[WORK TO DO] Retype each record below word for word. Leave the pictures out.

[MATERIAL]
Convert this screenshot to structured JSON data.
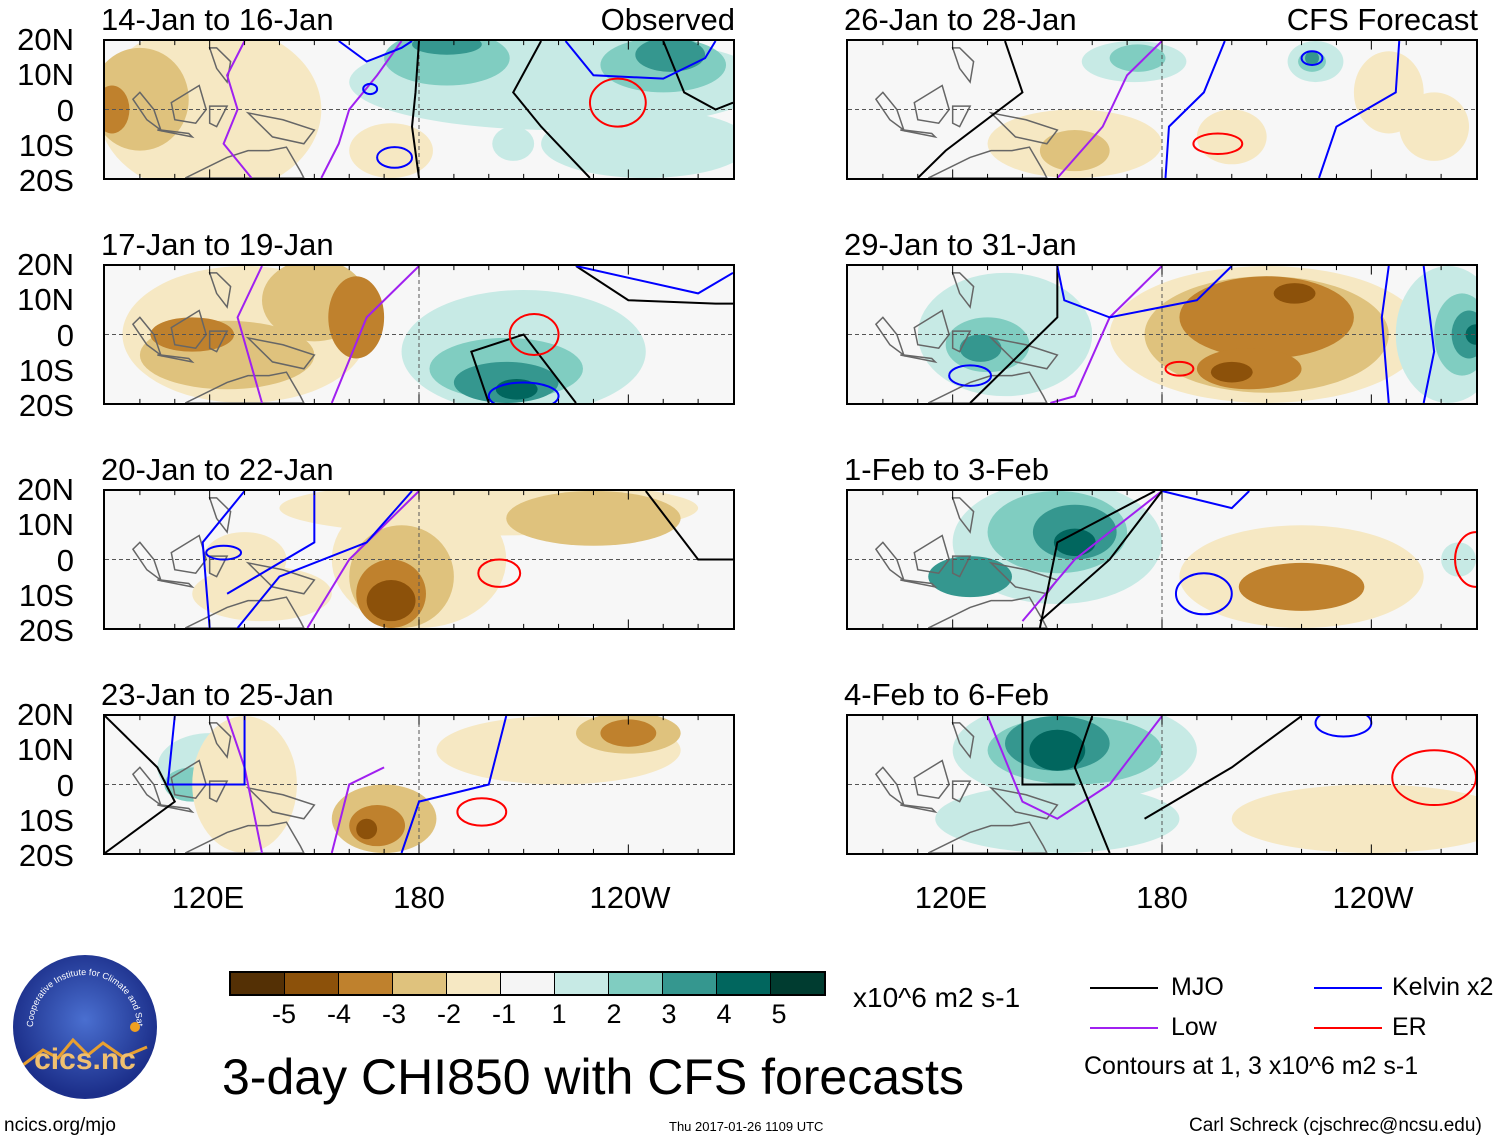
{
  "panels": [
    {
      "title": "14-Jan to 16-Jan",
      "tag": "Observed"
    },
    {
      "title": "26-Jan to 28-Jan",
      "tag": "CFS Forecast"
    },
    {
      "title": "17-Jan to 19-Jan",
      "tag": ""
    },
    {
      "title": "29-Jan to 31-Jan",
      "tag": ""
    },
    {
      "title": "20-Jan to 22-Jan",
      "tag": ""
    },
    {
      "title": "1-Feb to 3-Feb",
      "tag": ""
    },
    {
      "title": "23-Jan to 25-Jan",
      "tag": ""
    },
    {
      "title": "4-Feb to 6-Feb",
      "tag": ""
    }
  ],
  "lat_labels": [
    "20N",
    "10N",
    "0",
    "10S",
    "20S"
  ],
  "lon_labels": [
    "120E",
    "180",
    "120W"
  ],
  "colorbar": {
    "ticks": [
      "-5",
      "-4",
      "-3",
      "-2",
      "-1",
      "1",
      "2",
      "3",
      "4",
      "5"
    ],
    "colors": [
      "#543005",
      "#8c510a",
      "#bf812d",
      "#dfc27d",
      "#f6e8c3",
      "#f5f5f5",
      "#c7eae5",
      "#80cdc1",
      "#35978f",
      "#01665e",
      "#003c30"
    ],
    "units": "x10^6 m2 s-1"
  },
  "legend": {
    "items": [
      {
        "label": "MJO",
        "color": "#000000"
      },
      {
        "label": "Kelvin x2",
        "color": "#0000ff"
      },
      {
        "label": "Low",
        "color": "#a020f0"
      },
      {
        "label": "ER",
        "color": "#ff0000"
      }
    ],
    "note": "Contours at 1, 3 x10^6 m2 s-1"
  },
  "title": "3-day CHI850 with CFS forecasts",
  "logo": "cics.nc",
  "logo_ring": "Cooperative Institute for Climate and Satellites",
  "footer": {
    "left": "ncics.org/mjo",
    "center": "Thu 2017-01-26 1109 UTC",
    "right": "Carl Schreck (cjschrec@ncsu.edu)"
  },
  "chart_data": {
    "type": "heatmap",
    "title": "3-day CHI850 with CFS forecasts",
    "variable": "CHI850 anomaly",
    "units": "x10^6 m2 s-1",
    "xlim": [
      "90E",
      "90W"
    ],
    "ylim": [
      "20S",
      "20N"
    ],
    "levels": [
      -5,
      -4,
      -3,
      -2,
      -1,
      1,
      2,
      3,
      4,
      5
    ],
    "contour_levels": [
      1,
      3
    ]
  }
}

[SOLUTION TO THIS EXERCISE]
Convert this screenshot to structured JSON data.
{
  "panels": [
    {
      "title": "14-Jan to 16-Jan",
      "tag": "Observed"
    },
    {
      "title": "26-Jan to 28-Jan",
      "tag": "CFS Forecast"
    },
    {
      "title": "17-Jan to 19-Jan",
      "tag": ""
    },
    {
      "title": "29-Jan to 31-Jan",
      "tag": ""
    },
    {
      "title": "20-Jan to 22-Jan",
      "tag": ""
    },
    {
      "title": "1-Feb to 3-Feb",
      "tag": ""
    },
    {
      "title": "23-Jan to 25-Jan",
      "tag": ""
    },
    {
      "title": "4-Feb to 6-Feb",
      "tag": ""
    }
  ],
  "lat_labels": [
    "20N",
    "10N",
    "0",
    "10S",
    "20S"
  ],
  "lon_labels": [
    "120E",
    "180",
    "120W"
  ],
  "colorbar": {
    "ticks": [
      "-5",
      "-4",
      "-3",
      "-2",
      "-1",
      "1",
      "2",
      "3",
      "4",
      "5"
    ],
    "colors": [
      "#543005",
      "#8c510a",
      "#bf812d",
      "#dfc27d",
      "#f6e8c3",
      "#f5f5f5",
      "#c7eae5",
      "#80cdc1",
      "#35978f",
      "#01665e",
      "#003c30"
    ],
    "units": "x10^6 m2 s-1"
  },
  "legend": {
    "items": [
      {
        "label": "MJO",
        "color": "#000000"
      },
      {
        "label": "Kelvin x2",
        "color": "#0000ff"
      },
      {
        "label": "Low",
        "color": "#a020f0"
      },
      {
        "label": "ER",
        "color": "#ff0000"
      }
    ],
    "note": "Contours at 1, 3 x10^6 m2 s-1"
  },
  "title": "3-day CHI850 with CFS forecasts",
  "logo": "cics.nc",
  "logo_ring": "Cooperative Institute for Climate and Satellites",
  "footer": {
    "left": "ncics.org/mjo",
    "center": "Thu 2017-01-26 1109 UTC",
    "right": "Carl Schreck (cjschrec@ncsu.edu)"
  },
  "chart_data": {
    "type": "heatmap",
    "title": "3-day CHI850 with CFS forecasts",
    "variable": "CHI850 anomaly",
    "units": "x10^6 m2 s-1",
    "xlim": [
      "90E",
      "90W"
    ],
    "ylim": [
      "20S",
      "20N"
    ],
    "levels": [
      -5,
      -4,
      -3,
      -2,
      -1,
      1,
      2,
      3,
      4,
      5
    ],
    "contour_levels": [
      1,
      3
    ]
  }
}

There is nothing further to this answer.